İstenenler
a – İçtihat metnine göre dosya neden daireye gönderilmiştir? Bir ile üç cümle arasında açıklayın.
b – İçtihat metnini son cümlesinden sonrasıyla sürdürün.

Alıntı Metin

• • • • •

"İçtihat Metni"
MAHKEMESİ : İstanbul Bölge Adliye Mahkemesi 20. Hukuk Dairesi
Yukarıda tarih ve numarası yazılı Bölge Adliye Mahkemesince verilen kararın müddeti içinde temyizen tetkiki davacı ile davalılardan ... tarafından istenmesi üzerine bu işle ilgili dosya daireye gönderilmiş olup, dava dosyası için Tetkik Hakimi ... tarafından düzenlenen rapor dinlendikten ve dosya içerisindeki tüm belgeler okunup incelendikten sonra işin gereği görüşülüp düşünüldü:
1- Tarafların karşılıklı iddia ve savunmalarına, dayandıkları belgelere, hukuki ilişkinin nitelendirilmesine, uyuşmazlığa uygulanması gereken hukuk kuralları ile temyiz olunan Bölge Adliye Mahkemesi kararında yazılı gerekçelere göre davacı ile davalılardan ...'nin aşağıdaki bendin dışındaki temyiz itirazları yerinde görülmemiştir.

• • • • •

Kayıtlı Veriler

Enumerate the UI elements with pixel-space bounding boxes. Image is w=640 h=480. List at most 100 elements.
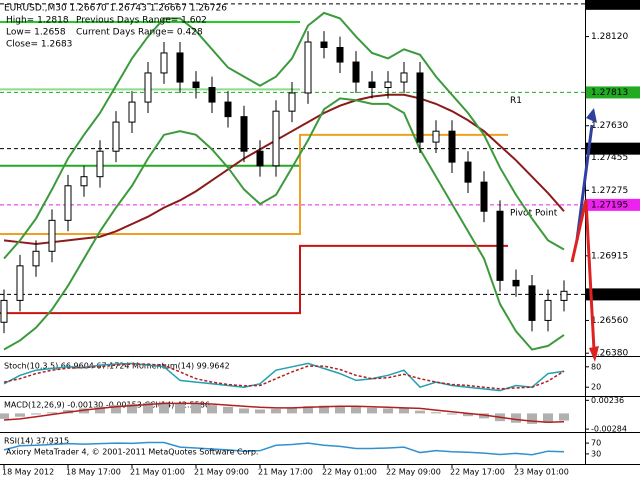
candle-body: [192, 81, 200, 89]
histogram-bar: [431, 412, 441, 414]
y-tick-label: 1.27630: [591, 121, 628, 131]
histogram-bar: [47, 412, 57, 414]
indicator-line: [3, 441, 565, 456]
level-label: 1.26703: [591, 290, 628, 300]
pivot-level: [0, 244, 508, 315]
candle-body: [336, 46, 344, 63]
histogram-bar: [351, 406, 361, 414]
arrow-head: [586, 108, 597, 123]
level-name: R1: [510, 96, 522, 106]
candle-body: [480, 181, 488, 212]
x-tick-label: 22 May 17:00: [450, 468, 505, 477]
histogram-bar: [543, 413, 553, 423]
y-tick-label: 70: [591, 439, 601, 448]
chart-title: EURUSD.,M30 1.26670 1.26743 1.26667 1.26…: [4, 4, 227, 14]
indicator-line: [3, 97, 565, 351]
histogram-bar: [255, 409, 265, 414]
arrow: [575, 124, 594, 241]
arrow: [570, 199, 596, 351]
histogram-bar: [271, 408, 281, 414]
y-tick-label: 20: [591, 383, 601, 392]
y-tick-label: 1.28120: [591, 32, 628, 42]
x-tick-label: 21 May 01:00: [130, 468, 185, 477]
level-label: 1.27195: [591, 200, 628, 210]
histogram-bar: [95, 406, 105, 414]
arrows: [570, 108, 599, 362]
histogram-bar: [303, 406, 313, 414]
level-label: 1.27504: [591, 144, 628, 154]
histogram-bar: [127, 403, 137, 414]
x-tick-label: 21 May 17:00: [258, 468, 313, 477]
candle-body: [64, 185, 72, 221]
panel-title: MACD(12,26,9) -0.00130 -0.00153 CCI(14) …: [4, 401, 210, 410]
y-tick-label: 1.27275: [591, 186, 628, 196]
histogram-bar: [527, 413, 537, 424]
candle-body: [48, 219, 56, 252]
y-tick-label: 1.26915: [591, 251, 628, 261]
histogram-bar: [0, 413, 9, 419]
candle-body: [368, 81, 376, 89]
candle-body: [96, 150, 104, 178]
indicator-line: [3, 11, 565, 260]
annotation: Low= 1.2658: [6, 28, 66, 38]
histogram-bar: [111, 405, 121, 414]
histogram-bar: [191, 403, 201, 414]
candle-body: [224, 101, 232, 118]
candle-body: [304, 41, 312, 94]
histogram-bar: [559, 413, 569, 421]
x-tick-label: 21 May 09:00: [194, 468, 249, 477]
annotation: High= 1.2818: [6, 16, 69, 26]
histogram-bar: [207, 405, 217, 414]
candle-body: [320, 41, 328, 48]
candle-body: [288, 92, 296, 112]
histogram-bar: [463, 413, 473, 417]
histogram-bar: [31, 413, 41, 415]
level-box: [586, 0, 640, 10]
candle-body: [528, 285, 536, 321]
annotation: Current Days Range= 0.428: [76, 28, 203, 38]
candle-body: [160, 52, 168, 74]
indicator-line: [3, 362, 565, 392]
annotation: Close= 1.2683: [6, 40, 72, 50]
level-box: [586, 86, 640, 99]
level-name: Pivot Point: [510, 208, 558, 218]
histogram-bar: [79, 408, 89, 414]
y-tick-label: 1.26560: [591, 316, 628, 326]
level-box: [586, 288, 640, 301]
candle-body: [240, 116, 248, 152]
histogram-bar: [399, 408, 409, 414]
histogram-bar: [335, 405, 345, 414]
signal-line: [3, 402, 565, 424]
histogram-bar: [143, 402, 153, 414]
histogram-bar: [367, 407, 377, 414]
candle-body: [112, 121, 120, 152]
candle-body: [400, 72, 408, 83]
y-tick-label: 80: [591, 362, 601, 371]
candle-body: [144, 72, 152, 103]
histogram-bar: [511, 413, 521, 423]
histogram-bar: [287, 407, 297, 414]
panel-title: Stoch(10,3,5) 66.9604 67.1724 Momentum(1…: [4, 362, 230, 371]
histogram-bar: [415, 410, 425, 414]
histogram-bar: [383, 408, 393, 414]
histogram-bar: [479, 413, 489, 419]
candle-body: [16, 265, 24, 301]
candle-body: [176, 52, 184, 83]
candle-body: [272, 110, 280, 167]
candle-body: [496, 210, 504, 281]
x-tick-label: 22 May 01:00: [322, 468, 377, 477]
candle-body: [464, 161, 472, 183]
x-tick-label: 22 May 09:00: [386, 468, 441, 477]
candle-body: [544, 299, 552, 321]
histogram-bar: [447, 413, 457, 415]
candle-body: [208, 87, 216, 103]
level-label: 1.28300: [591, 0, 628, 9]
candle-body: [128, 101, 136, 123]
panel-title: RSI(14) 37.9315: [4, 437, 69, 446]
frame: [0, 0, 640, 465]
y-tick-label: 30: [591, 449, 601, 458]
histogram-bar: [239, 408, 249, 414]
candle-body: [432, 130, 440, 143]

• • • • •

Yanıtlar
a – Bölge Adliye Mahkemesinin verdiği kararın, süresi içinde davacı ile davalılardan biri tarafından temyizen incelenmesi istendi. Dosya bu istem üzerine daireye gönderildi.

b –
2- 6100 sayılı HMK. nın 1. maddesi uyarınca hukuk mahkemeleri nezdinde açılan dava, kanuni düzenlemeye göre görevli mahkemede görülüp, karara bağlanmalıdır.
HMK. da düzenlenen görev, aynı yargı yolu içerisinde bulunan mahkemeler arasında söz konusu olup, yargı yolu farklı bir hukuki kavramdır
Türk hukuk siteminde uyuşmazlıklar ( davalar ) hukuki niteliklerine, yargılama usulüne ve görevli mahkemeye göre çeşitlere ayrılırlar, Buna göre anayasa yargısı, idari yargı, adli yargı, uyuşmazlık yargısı ana yargı yollarıdır. ( Prof. Dr. .... Hukuk Muhakemeleri Kanunu Şerhi. 2. Bası Syf. 787 )
Hukuki tanım olarak görev ise, aynı yargı yolu içinde bulunan mahkemelerin bakacakları davaları belirler.
Hukuk mahkemesinde açılan bir davada, davaya adli yargı içerisindeki başka bir hukuk mahkemesi bakmakla görevli ise mahkemenin vereceği karar, davayı, HMK. nın 1 ve 114/1-c ve 115/2. maddeleri uyarınca usulden reddetmek,
Davaya başka bir yargı yolu içerisindeki bir mahkeme bakmakla görevli ise, davayı, HMK. nın 114/1-b ve 115/2. maddeleri uyarınca usulden reddetmektir.
Kaldı ki, davanın görev nedeni ile usulden reddi ile, yargı yolunun caiz olmaması nedeni ile usulden reddinin sonuçları ve özellikle karardan sonra uygulanacak prosedür çok farklıdır.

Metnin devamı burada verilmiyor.